Provided information ->
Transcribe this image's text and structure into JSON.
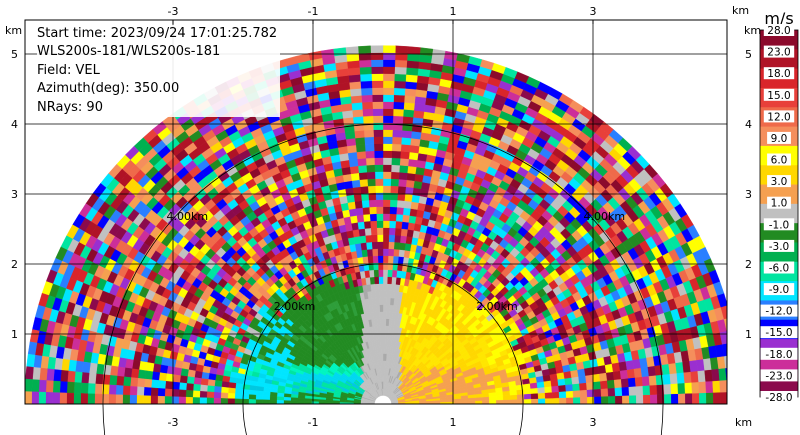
{
  "info": {
    "start_time": "Start time: 2023/09/24 17:01:25.782",
    "instrument": "WLS200s-181/WLS200s-181",
    "field": "Field: VEL",
    "azimuth": "Azimuth(deg): 350.00",
    "nrays": "NRays: 90"
  },
  "chart_data": {
    "type": "heatmap",
    "projection": "polar sector (RHI-style half disc)",
    "x_axis": {
      "unit": "km",
      "ticks": [
        "-3",
        "-1",
        "1",
        "3"
      ],
      "range": [
        -6,
        6
      ]
    },
    "y_axis": {
      "unit": "km",
      "ticks": [
        "1",
        "2",
        "3",
        "4",
        "5"
      ],
      "range": [
        0,
        5.5
      ]
    },
    "range_rings": [
      "2.00km",
      "4.00km"
    ],
    "max_range_km": 5.1,
    "grid": true,
    "colorbar": {
      "unit": "m/s",
      "labels": [
        "28.0",
        "23.0",
        "18.0",
        "15.0",
        "12.0",
        "9.0",
        "6.0",
        "3.0",
        "1.0",
        "-1.0",
        "-3.0",
        "-6.0",
        "-9.0",
        "-12.0",
        "-15.0",
        "-18.0",
        "-23.0",
        "-28.0"
      ],
      "colors": [
        "#8b0a2c",
        "#b01326",
        "#d9252a",
        "#e8403a",
        "#ef6a4a",
        "#f58e5c",
        "#ffff00",
        "#ffd700",
        "#f5a050",
        "#c0c0c0",
        "#228b22",
        "#00b050",
        "#00e5a0",
        "#00e5ff",
        "#2a7fff",
        "#0000ff",
        "#9a2fd0",
        "#cc2e9a",
        "#8b0a4c"
      ]
    },
    "regions": [
      {
        "range_km": [
          0,
          2.0
        ],
        "azimuth_deg": [
          90,
          180
        ],
        "field": "receding",
        "value_ms": -3.0
      },
      {
        "range_km": [
          0,
          2.0
        ],
        "azimuth_deg": [
          0,
          90
        ],
        "field": "approaching",
        "value_ms": 5.0
      },
      {
        "range_km": [
          2.0,
          5.1
        ],
        "azimuth_deg": [
          0,
          180
        ],
        "field": "noise",
        "value_ms": null
      }
    ]
  }
}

What needs to be done ->
Above is a listing; report how many of its lines include the word "field", giving the number only.

Complete response ->
4